>>>>>

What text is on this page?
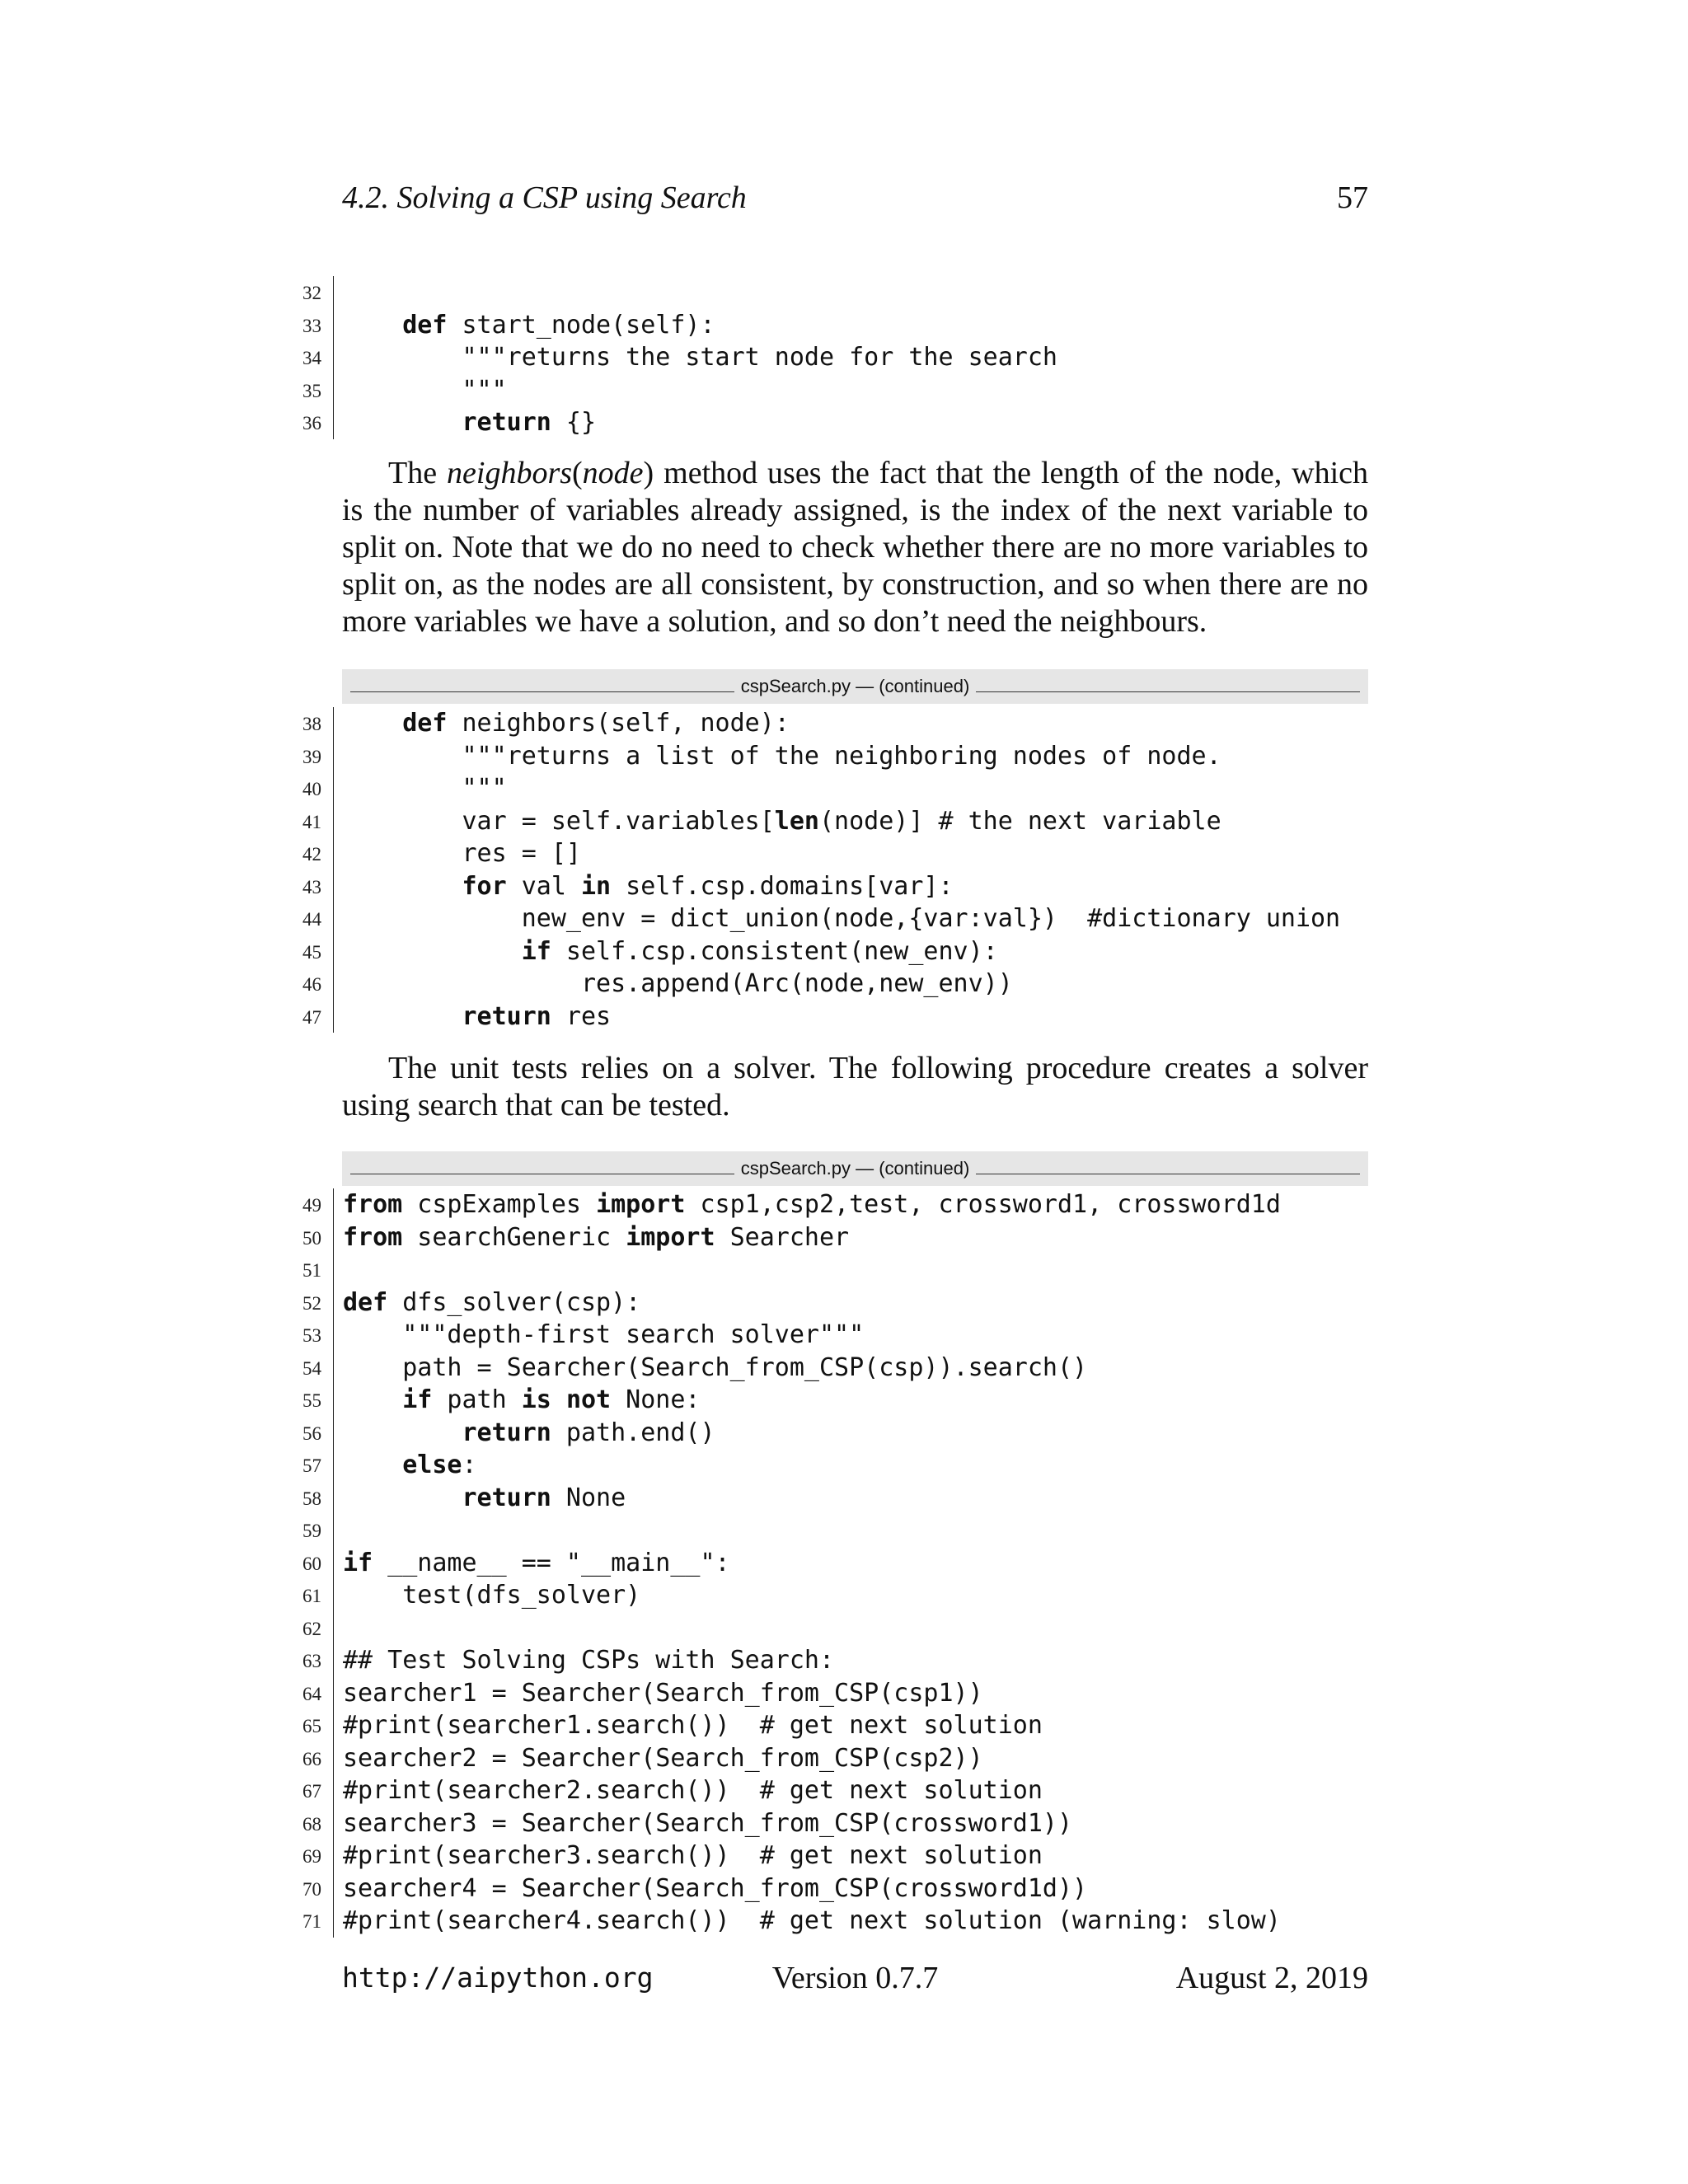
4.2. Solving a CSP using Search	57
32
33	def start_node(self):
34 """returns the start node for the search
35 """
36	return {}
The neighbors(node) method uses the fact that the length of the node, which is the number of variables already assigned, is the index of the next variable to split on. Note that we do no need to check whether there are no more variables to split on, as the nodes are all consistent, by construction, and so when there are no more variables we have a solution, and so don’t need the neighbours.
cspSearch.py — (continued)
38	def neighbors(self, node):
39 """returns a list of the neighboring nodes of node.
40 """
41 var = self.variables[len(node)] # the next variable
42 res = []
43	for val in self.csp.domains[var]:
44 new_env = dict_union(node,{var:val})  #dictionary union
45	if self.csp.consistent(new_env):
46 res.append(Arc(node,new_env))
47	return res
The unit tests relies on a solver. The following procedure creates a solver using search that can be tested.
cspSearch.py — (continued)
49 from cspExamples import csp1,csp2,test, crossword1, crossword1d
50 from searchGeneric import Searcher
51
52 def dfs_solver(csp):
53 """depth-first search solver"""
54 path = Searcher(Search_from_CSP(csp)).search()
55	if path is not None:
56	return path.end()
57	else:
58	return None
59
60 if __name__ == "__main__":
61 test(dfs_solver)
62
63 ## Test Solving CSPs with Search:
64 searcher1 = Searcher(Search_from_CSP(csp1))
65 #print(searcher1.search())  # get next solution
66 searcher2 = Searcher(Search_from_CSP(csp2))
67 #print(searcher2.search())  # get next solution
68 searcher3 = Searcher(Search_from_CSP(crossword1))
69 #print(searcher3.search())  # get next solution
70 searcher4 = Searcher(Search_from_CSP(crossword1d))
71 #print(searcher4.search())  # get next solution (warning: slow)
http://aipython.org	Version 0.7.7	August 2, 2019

<<<<<

_Task prompt_:
Repeat all of the data above word for word, minus the pictures.

_Response to this task_:
What text is on this page?
4.2. Solving a CSP using Search	57
32
33	def start_node(self):
34 """returns the start node for the search
35 """
36	return {}
The neighbors(node) method uses the fact that the length of the node, which is the number of variables already assigned, is the index of the next variable to split on. Note that we do no need to check whether there are no more variables to split on, as the nodes are all consistent, by construction, and so when there are no more variables we have a solution, and so don’t need the neighbours.
cspSearch.py — (continued)
38	def neighbors(self, node):
39 """returns a list of the neighboring nodes of node.
40 """
41 var = self.variables[len(node)] # the next variable
42 res = []
43	for val in self.csp.domains[var]:
44 new_env = dict_union(node,{var:val})  #dictionary union
45	if self.csp.consistent(new_env):
46 res.append(Arc(node,new_env))
47	return res
The unit tests relies on a solver. The following procedure creates a solver using search that can be tested.
cspSearch.py — (continued)
49 from cspExamples import csp1,csp2,test, crossword1, crossword1d
50 from searchGeneric import Searcher
51
52 def dfs_solver(csp):
53 """depth-first search solver"""
54 path = Searcher(Search_from_CSP(csp)).search()
55	if path is not None:
56	return path.end()
57	else:
58	return None
59
60 if __name__ == "__main__":
61 test(dfs_solver)
62
63 ## Test Solving CSPs with Search:
64 searcher1 = Searcher(Search_from_CSP(csp1))
65 #print(searcher1.search())  # get next solution
66 searcher2 = Searcher(Search_from_CSP(csp2))
67 #print(searcher2.search())  # get next solution
68 searcher3 = Searcher(Search_from_CSP(crossword1))
69 #print(searcher3.search())  # get next solution
70 searcher4 = Searcher(Search_from_CSP(crossword1d))
71 #print(searcher4.search())  # get next solution (warning: slow)
http://aipython.org	Version 0.7.7	August 2, 2019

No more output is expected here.